**WHAT TO PRODUCE**
Go through the records and copy each line where the word "stat" occurs.
──────── ITEMS ────────
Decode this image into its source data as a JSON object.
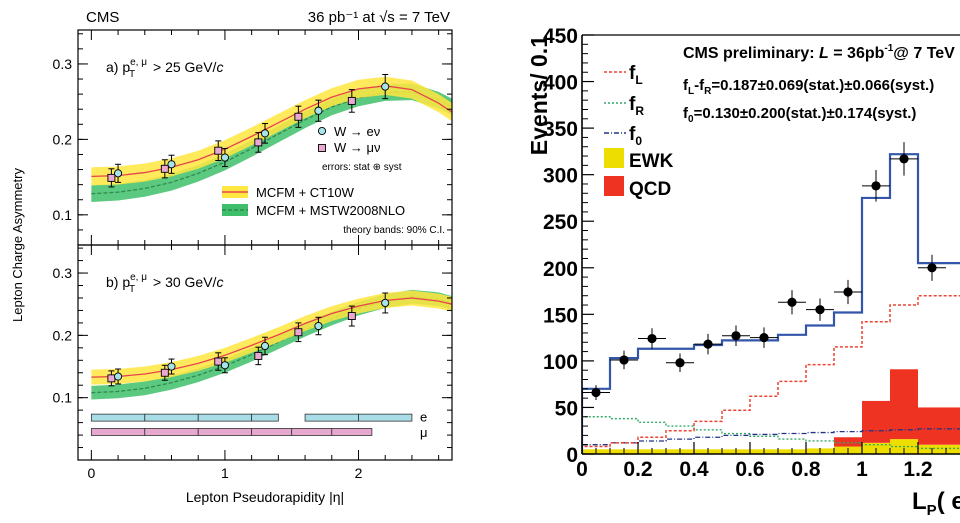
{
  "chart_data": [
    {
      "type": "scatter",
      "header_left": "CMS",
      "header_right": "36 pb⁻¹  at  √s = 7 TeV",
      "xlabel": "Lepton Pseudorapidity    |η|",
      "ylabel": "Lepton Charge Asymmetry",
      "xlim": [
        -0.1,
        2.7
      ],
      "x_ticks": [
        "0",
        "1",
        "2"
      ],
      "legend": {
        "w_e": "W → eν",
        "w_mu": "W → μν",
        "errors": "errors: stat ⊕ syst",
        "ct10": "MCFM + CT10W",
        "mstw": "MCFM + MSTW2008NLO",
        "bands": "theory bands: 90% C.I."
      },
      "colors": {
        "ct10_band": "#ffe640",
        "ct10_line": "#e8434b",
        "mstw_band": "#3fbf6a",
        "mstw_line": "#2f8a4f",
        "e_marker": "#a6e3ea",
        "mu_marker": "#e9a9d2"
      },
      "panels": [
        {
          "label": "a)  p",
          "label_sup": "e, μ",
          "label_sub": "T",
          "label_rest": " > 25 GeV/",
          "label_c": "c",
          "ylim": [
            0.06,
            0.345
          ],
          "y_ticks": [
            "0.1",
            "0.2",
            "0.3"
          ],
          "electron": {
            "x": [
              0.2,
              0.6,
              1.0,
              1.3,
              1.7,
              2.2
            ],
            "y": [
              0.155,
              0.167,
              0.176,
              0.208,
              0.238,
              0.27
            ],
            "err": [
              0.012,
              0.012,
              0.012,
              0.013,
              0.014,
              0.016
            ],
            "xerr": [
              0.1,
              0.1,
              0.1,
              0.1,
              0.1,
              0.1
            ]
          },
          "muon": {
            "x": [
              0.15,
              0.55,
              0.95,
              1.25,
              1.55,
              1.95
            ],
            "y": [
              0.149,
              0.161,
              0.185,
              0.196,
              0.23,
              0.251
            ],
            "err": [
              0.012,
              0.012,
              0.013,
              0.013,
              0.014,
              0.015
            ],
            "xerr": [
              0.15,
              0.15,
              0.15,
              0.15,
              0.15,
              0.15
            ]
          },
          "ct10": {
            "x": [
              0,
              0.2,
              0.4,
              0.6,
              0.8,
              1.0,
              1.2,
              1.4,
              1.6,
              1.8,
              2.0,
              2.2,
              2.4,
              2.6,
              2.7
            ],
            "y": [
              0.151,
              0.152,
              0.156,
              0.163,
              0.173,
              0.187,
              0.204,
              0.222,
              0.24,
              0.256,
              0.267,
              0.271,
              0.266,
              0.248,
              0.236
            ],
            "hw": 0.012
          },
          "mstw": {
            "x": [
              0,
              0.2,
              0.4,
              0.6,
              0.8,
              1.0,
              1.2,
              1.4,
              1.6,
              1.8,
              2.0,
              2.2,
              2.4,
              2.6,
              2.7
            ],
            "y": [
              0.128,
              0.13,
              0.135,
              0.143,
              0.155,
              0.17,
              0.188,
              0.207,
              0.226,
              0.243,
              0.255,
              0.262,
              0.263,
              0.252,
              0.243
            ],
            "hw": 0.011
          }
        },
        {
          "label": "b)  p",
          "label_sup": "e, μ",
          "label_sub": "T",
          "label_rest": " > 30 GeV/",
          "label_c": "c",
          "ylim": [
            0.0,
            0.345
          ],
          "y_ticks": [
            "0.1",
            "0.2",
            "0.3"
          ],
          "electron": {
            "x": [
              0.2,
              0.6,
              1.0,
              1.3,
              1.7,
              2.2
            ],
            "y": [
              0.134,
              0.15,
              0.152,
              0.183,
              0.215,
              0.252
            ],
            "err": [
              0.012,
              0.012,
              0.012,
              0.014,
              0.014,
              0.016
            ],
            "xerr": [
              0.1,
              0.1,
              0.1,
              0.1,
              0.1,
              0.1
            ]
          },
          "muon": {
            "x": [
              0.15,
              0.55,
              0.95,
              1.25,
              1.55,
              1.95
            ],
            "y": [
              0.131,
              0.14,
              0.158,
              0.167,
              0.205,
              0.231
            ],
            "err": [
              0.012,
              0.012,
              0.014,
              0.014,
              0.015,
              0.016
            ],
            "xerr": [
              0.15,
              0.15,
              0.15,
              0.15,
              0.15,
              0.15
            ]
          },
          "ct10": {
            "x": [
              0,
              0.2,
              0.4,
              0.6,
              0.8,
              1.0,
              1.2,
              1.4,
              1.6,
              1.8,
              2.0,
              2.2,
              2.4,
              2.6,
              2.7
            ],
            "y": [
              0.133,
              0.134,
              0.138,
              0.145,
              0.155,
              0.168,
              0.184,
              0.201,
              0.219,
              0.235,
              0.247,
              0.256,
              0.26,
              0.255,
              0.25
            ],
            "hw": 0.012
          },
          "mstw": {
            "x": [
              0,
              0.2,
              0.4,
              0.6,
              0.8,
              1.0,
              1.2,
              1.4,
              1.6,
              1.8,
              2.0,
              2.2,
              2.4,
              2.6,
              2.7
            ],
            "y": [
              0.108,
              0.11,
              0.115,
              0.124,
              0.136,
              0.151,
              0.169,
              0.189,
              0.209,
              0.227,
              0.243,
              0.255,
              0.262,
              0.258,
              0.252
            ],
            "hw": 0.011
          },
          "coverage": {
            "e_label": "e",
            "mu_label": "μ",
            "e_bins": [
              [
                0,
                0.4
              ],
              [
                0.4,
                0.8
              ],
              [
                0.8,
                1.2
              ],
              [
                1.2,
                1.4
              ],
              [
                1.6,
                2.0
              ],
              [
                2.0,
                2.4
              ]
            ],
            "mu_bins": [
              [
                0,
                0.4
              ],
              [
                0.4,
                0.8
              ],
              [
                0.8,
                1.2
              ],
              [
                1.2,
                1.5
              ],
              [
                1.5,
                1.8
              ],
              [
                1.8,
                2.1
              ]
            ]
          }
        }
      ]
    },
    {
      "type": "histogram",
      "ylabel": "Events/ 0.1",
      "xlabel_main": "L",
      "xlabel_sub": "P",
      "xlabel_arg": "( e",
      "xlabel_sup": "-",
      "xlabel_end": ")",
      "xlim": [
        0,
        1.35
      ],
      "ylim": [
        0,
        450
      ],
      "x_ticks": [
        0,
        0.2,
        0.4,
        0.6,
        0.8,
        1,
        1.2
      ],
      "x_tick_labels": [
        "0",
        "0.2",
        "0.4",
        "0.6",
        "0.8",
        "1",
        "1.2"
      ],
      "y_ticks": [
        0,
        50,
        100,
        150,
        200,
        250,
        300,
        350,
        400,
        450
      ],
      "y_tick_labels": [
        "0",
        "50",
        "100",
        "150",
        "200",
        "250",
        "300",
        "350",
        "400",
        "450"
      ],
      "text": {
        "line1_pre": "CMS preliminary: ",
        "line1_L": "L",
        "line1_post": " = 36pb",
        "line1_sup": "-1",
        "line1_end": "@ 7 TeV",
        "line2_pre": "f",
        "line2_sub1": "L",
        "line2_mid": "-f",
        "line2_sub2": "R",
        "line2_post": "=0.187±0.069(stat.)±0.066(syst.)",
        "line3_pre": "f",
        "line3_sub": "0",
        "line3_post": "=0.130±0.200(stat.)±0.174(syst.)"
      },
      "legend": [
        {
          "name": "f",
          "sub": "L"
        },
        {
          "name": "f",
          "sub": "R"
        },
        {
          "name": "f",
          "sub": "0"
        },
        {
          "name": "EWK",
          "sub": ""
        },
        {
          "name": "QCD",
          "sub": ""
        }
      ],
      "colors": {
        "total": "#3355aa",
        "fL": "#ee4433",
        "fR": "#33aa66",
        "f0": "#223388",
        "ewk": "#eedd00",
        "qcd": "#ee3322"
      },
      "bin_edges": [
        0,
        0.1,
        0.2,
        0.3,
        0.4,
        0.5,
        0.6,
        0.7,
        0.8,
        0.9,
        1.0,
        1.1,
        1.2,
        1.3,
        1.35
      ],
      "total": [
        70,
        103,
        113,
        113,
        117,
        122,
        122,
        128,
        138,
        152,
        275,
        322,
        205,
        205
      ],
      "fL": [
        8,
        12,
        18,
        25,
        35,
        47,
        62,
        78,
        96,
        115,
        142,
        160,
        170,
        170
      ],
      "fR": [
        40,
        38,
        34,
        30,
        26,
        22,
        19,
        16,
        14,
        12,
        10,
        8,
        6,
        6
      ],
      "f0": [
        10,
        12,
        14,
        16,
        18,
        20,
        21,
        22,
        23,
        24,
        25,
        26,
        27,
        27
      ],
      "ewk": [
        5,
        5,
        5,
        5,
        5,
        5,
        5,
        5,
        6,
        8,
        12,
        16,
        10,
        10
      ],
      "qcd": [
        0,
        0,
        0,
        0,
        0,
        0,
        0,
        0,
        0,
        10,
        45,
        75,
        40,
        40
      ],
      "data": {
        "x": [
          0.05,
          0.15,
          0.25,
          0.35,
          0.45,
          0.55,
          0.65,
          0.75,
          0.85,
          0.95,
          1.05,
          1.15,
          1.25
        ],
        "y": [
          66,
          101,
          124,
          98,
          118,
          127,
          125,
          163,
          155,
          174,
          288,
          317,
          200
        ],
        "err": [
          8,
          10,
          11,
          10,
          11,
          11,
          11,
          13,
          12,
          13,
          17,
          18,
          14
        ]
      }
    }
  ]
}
────────
──────── ITEMS ────────
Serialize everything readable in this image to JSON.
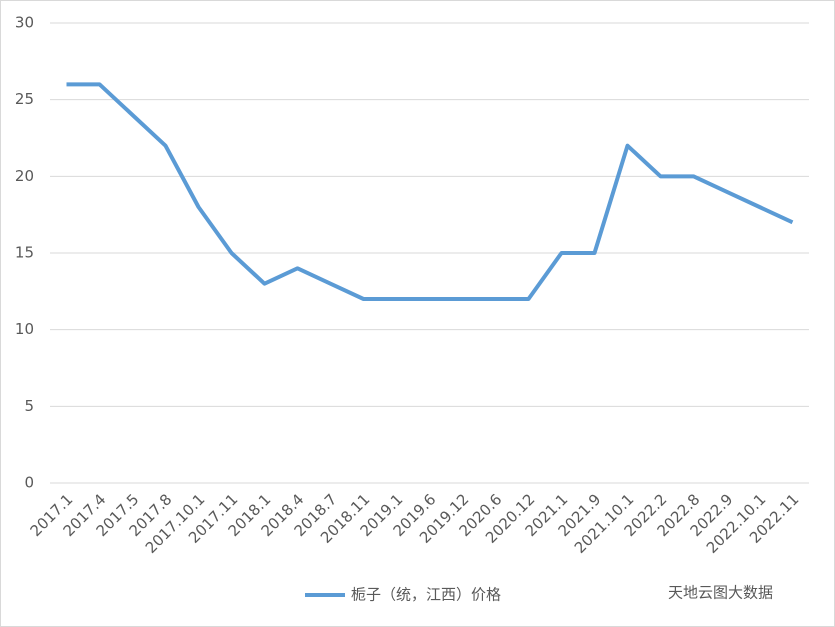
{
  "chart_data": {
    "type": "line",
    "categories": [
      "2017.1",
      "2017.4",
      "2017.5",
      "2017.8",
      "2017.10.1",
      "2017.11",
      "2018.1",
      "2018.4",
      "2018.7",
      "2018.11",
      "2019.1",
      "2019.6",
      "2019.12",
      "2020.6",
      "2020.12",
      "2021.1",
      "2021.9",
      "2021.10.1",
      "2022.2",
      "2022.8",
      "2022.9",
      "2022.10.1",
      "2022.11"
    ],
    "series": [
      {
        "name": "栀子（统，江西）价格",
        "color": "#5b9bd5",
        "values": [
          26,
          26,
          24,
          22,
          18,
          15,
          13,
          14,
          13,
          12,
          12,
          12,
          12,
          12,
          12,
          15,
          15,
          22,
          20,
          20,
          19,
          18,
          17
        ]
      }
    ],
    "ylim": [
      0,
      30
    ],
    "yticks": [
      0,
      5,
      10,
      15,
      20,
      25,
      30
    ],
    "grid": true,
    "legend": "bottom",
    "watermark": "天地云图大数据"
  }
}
────────
**THE RESPONSE**
        "errors": "errors: stat ⊕ syst",
        "line2_post": "=0.187±0.069(stat.)±0.066(syst.)",
        "line3_post": "=0.130±0.200(stat.)±0.174(syst.)"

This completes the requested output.